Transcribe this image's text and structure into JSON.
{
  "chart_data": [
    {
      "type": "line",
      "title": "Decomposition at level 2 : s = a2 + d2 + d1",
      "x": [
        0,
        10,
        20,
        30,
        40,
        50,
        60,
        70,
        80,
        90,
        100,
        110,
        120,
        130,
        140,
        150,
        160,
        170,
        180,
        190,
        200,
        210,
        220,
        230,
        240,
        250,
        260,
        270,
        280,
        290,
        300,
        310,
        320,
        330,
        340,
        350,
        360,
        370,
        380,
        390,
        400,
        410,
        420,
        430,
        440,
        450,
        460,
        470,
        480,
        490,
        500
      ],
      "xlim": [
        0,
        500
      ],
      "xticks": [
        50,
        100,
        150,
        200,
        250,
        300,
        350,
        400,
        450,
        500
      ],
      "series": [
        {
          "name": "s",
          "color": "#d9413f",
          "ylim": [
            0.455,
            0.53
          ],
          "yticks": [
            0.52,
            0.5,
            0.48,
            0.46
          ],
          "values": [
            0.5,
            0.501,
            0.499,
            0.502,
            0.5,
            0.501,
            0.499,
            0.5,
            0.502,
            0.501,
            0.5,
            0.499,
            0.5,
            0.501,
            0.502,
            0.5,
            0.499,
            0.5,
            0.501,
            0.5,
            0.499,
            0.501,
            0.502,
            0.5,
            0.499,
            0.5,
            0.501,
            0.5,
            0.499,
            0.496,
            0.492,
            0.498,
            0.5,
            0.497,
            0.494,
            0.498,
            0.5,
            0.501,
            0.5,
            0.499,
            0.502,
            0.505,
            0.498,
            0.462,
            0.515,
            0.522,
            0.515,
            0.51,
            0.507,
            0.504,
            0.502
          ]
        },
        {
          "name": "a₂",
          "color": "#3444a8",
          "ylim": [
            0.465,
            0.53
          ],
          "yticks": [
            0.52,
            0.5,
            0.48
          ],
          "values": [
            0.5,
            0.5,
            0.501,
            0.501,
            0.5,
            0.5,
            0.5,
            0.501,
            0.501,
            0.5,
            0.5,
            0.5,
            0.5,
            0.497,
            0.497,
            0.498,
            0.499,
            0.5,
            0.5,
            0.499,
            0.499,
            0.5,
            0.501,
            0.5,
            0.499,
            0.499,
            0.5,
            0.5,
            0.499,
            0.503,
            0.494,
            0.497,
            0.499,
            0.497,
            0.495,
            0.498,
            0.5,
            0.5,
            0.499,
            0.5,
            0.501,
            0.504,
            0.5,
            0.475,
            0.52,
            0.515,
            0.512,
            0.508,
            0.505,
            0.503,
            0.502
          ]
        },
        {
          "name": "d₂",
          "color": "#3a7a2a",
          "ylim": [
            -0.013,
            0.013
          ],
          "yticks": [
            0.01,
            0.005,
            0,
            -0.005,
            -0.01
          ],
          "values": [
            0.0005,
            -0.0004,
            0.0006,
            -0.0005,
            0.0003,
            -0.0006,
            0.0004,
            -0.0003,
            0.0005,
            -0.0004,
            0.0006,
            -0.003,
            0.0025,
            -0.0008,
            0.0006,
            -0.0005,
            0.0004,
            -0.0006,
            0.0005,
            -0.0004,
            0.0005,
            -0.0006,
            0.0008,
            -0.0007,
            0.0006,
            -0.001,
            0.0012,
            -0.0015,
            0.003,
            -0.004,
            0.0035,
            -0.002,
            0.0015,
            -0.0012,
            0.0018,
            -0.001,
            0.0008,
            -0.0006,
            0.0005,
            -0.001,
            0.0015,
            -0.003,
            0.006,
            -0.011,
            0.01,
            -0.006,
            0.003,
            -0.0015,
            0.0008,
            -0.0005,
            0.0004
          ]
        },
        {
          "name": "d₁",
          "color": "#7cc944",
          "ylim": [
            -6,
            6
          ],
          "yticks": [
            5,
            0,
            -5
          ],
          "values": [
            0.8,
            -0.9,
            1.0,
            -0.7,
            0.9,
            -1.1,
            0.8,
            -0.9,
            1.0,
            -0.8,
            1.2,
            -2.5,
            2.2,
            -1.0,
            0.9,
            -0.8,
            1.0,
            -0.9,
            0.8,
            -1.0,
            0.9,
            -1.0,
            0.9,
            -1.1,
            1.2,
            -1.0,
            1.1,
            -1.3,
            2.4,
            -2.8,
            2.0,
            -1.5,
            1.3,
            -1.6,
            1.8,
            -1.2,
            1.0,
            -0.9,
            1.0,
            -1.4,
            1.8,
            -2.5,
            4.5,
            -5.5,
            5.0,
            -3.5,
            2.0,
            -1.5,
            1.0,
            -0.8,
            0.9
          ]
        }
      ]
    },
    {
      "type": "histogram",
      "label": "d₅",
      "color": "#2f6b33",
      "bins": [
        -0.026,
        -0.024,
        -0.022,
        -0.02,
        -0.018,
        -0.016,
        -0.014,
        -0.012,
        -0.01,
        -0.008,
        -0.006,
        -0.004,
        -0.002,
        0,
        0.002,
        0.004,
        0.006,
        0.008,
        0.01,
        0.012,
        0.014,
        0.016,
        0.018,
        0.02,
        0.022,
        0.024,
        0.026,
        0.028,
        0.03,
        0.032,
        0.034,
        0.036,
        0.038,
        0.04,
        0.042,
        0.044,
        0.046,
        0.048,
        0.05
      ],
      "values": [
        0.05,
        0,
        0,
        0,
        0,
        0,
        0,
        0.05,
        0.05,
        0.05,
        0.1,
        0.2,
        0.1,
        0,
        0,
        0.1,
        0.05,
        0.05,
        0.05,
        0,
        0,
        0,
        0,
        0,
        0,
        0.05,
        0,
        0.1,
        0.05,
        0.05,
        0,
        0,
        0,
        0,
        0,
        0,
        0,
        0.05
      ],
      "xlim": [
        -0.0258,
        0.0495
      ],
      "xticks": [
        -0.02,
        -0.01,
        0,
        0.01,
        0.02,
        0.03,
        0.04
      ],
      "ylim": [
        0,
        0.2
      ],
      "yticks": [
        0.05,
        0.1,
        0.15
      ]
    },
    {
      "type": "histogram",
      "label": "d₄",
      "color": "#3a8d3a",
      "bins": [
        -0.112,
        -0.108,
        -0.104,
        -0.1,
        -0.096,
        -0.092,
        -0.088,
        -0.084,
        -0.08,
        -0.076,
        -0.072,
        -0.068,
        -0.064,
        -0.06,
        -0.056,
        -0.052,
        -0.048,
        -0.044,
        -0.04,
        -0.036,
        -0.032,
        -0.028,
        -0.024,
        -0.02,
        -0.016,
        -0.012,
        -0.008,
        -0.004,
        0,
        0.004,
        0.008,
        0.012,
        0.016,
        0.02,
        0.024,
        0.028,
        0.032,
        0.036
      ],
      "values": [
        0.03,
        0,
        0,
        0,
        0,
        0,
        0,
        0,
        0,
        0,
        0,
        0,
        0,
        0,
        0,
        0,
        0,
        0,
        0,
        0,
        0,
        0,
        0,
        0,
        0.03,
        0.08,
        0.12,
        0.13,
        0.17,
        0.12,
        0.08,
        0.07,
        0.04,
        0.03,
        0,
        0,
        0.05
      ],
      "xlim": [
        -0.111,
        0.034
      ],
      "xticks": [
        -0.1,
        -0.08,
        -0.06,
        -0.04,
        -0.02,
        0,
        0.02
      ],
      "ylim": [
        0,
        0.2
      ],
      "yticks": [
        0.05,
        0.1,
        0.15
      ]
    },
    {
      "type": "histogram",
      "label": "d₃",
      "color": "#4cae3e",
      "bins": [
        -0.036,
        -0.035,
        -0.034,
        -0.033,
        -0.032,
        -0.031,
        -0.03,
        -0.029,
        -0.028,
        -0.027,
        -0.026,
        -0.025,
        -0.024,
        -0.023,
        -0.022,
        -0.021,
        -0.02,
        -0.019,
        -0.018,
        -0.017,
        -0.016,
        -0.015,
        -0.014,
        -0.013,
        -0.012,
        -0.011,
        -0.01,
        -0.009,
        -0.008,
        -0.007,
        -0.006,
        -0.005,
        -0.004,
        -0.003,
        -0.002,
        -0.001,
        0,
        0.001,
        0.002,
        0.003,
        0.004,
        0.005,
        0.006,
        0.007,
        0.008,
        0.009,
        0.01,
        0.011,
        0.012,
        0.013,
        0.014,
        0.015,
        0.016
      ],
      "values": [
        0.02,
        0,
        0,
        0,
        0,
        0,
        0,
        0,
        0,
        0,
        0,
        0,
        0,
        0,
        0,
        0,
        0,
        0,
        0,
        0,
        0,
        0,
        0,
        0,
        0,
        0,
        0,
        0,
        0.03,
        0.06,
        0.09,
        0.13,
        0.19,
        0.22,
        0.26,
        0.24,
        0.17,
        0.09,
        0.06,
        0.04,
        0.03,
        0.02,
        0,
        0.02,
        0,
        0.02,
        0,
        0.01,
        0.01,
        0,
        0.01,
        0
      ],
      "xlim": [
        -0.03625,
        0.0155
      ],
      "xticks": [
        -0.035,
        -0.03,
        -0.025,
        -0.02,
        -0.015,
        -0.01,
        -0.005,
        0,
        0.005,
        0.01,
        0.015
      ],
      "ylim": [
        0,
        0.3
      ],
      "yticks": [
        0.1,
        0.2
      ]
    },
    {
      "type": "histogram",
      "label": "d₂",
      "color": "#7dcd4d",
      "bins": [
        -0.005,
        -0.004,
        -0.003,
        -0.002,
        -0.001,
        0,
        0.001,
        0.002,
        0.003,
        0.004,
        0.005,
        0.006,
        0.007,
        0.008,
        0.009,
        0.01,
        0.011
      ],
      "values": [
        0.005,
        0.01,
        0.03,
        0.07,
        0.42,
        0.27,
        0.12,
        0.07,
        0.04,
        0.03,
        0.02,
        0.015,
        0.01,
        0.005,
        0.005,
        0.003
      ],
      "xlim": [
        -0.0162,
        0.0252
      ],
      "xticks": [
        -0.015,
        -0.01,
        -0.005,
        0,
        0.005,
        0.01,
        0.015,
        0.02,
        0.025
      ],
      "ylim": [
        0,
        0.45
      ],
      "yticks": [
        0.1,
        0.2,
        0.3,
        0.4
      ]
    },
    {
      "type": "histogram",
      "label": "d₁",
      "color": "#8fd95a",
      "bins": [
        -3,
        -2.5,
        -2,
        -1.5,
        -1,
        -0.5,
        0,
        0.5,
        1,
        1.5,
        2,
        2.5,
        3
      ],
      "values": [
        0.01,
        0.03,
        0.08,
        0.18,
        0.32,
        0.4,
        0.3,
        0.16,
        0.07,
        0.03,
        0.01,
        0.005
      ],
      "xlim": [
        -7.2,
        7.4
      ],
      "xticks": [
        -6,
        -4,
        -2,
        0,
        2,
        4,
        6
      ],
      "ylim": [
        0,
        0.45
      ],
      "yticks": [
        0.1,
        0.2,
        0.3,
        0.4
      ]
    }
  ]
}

◆ ◆ ◆

> [Short problem]
Find the lines holding "color" and list every one.

> [Task solution]
          "color": "#d9413f",
          "color": "#3444a8",
          "color": "#3a7a2a",
          "color": "#7cc944",
      "color": "#2f6b33",
      "color": "#3a8d3a",
      "color": "#4cae3e",
      "color": "#7dcd4d",
      "color": "#8fd95a",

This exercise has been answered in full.